===== EXCERPTED PASSAGE =====
2014-03-20 Thread Guy Harris

On Mar 20, 2014, at 3:20 PM, Hadriel Kaplan  wrote:

> What's the protocol (for lack of a better term) for how the Buildbot crash 
> bugs get handled?
> 
> Are there specific core developers who handle them, or is it whomever wants 
> to fix it please do so?

The latter.  The only difference between buildbot crash bugs and other bugs is 
that robots don't generally do as good a job at figuring out where the problem 
is, so rather than looking at the bug title to see which dissector is broken, 
you have to look at a stack trace (which means you have to reproduce the bug - 
it might be nice if, when a core is dumped in the buildbot tests, gdb could be 
used to produce a stack trace and put it into the bug), so there's an extra 
step involved in going after the bug.

> It's in packet-ieee80211.c, which is impressively big. (>25k lines!)

So is IEEE Std 802.11-2012. (>2k pages!) :-)
=====
[BRIEF A]
Answer these questions about the message on Buildbot crash bugs:
(i) Who is supposed to fix Buildbot crash bugs?
(ii) Which file is the crash in?
(iii) How many pages does the message give for IEEE Std 802.11-2012?
[BRIEF B]
Write out the part of the message on Buildbot crash bugs that runs from "On Mar 20, 2014, at" up to and including "please do so?".
[BRIEF C]
Continue the message on Buildbot crash bugs from the point where it stops.
The stored entries that come next are separate material, apart from the message about Buildbot crash bugs.
===== STORED RECORDS =====
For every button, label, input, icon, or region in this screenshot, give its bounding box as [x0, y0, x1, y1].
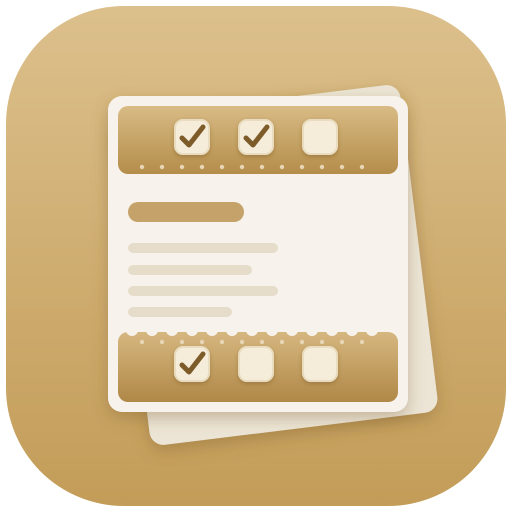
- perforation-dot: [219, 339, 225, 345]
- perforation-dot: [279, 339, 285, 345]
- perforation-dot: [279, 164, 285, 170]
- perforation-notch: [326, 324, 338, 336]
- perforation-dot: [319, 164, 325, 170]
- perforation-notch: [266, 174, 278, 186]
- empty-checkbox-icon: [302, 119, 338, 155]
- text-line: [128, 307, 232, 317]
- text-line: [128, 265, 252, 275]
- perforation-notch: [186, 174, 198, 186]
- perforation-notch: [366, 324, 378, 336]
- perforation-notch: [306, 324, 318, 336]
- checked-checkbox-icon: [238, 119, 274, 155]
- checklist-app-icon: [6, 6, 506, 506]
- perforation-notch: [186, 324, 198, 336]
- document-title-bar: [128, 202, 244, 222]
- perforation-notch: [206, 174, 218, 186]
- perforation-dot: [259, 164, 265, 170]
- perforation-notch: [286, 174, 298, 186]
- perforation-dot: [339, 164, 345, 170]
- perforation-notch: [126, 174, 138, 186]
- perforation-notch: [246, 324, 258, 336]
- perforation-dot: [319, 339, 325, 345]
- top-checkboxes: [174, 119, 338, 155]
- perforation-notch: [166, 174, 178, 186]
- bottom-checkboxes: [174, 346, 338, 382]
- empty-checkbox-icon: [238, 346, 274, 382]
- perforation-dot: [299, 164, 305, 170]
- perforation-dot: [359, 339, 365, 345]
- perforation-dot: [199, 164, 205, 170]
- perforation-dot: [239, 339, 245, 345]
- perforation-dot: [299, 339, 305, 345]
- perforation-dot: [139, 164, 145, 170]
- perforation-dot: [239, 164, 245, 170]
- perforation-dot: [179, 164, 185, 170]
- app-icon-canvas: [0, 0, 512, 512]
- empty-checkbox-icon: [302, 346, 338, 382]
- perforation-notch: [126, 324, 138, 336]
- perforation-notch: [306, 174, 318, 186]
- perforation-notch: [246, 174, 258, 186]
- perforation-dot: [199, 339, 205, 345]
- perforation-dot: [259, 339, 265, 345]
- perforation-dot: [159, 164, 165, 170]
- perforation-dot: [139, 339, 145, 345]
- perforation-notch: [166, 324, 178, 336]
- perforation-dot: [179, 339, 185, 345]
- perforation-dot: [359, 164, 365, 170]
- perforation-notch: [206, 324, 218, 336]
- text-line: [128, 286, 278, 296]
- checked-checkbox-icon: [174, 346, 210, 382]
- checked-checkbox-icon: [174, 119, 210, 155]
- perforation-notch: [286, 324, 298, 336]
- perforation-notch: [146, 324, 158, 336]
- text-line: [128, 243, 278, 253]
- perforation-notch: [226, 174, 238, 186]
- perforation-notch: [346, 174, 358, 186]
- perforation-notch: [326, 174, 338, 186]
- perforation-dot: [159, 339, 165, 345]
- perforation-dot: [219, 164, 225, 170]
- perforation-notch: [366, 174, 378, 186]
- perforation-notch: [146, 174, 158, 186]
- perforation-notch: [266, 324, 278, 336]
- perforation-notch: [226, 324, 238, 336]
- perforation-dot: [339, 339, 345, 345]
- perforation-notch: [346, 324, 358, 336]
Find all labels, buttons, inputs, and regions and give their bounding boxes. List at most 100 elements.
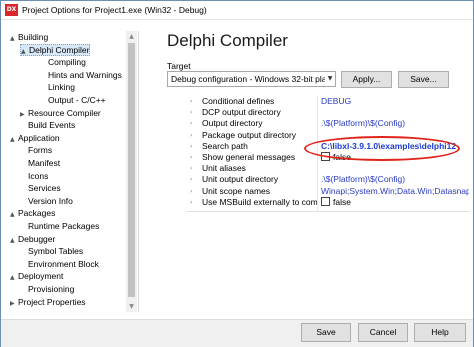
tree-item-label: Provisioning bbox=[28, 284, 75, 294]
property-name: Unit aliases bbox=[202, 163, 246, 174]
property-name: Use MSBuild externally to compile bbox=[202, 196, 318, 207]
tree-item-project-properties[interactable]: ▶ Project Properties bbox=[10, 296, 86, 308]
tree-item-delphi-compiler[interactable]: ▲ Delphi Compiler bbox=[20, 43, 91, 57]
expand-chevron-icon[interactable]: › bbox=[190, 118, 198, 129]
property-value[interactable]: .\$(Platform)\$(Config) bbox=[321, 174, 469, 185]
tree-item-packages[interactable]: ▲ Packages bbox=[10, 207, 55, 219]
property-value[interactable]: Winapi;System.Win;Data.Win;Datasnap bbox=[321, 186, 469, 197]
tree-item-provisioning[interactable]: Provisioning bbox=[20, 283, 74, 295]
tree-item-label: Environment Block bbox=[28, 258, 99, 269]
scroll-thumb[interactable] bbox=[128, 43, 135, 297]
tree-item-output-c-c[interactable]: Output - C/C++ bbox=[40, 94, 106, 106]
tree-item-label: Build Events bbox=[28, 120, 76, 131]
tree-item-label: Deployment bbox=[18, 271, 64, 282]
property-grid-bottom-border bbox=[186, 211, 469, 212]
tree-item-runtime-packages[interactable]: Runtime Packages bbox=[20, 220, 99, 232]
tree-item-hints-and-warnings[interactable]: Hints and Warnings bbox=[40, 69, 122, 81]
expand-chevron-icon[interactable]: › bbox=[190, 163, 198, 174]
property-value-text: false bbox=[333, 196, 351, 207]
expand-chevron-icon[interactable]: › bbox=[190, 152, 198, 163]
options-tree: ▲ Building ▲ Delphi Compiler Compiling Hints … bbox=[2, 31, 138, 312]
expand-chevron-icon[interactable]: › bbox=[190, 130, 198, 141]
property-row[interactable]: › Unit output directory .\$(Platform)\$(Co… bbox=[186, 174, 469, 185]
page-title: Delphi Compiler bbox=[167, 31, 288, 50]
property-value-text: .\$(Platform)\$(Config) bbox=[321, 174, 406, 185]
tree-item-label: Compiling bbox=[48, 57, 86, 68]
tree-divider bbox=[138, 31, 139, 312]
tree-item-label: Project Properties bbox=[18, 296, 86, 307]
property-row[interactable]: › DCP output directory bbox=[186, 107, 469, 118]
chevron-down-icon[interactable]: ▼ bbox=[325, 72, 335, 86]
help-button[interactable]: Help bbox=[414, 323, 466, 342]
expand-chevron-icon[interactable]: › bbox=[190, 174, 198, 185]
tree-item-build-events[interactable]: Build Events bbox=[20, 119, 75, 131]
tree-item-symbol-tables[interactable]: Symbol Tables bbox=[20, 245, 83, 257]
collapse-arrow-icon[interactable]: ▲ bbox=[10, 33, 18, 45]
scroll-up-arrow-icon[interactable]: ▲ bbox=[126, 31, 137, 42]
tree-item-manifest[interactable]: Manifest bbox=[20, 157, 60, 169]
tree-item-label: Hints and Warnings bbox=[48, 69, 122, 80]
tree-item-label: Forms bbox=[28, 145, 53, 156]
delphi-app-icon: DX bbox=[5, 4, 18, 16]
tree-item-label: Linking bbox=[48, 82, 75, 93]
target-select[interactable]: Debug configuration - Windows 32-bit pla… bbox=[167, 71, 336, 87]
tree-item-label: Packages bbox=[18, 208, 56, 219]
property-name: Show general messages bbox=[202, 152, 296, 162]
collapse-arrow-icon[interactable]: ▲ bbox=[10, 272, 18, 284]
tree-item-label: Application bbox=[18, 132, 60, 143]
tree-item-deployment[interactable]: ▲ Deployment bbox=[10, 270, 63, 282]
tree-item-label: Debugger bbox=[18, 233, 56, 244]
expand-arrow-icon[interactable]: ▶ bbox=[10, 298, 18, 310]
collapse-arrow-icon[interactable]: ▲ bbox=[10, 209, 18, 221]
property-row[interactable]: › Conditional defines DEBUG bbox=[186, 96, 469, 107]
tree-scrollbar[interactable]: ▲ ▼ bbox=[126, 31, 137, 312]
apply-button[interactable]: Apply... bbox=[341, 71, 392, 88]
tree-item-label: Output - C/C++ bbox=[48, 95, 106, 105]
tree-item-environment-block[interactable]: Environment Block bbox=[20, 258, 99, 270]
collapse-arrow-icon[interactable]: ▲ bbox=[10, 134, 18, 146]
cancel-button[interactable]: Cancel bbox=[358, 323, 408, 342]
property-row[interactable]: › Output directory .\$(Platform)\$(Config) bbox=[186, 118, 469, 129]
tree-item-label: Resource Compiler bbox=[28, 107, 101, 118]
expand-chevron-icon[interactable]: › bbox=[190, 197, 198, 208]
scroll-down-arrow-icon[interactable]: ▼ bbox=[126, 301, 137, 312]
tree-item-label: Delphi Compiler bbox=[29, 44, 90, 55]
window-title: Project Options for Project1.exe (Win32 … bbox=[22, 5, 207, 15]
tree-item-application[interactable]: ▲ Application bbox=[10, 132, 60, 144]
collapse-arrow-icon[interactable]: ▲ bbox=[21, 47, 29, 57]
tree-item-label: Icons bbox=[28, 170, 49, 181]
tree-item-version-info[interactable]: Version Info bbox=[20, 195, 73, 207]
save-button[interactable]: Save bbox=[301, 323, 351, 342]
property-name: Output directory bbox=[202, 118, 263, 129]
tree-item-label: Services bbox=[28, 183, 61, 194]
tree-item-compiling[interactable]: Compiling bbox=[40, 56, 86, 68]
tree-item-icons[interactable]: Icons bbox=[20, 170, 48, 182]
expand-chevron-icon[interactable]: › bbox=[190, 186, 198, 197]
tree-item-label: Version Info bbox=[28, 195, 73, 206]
=====
[EXPECTED OUTPUT A]
(i) Whoever wants to fix them, not specific core developers.
(ii) packet-ieee80211.c
(iii) More than 2k pages.

[EXPECTED OUTPUT B]
On Mar 20, 2014, at 3:20 PM, Hadriel Kaplan  wrote:

> What's the protocol (for lack of a better term) for how the Buildbot crash 
> bugs get handled?
> 
> Are there specific core developers who handle them, or is it whomever wants 
> to fix it please do so?

[EXPECTED OUTPUT C]
To be fair, IEEE Std 802.3-2012 is 634+780+358+732+844+400 = 3748 pages, so 
it's about 1000 more pages (">2k" is 2793), but:

$ wc -l epan/dissectors/packet-eth.c epan/dissectors/packet-ieee8023.c 
epan/dissectors/packet-ethertype.c
 970 epan/dissectors/packet-eth.c
 137 epan/dissectors/packet-ieee8023.c
 410 epan/dissectors/packet-ethertype.c
1517 total

However, I think a lot of those 3748 pages describe various PHYs (more than I 
think 802.11 has), and the different PHYs have *no* effect on the dissectors, 
whereas the different PHYs for 802.11 add in some extra management frame crap 
and the like.

But I digress. :-)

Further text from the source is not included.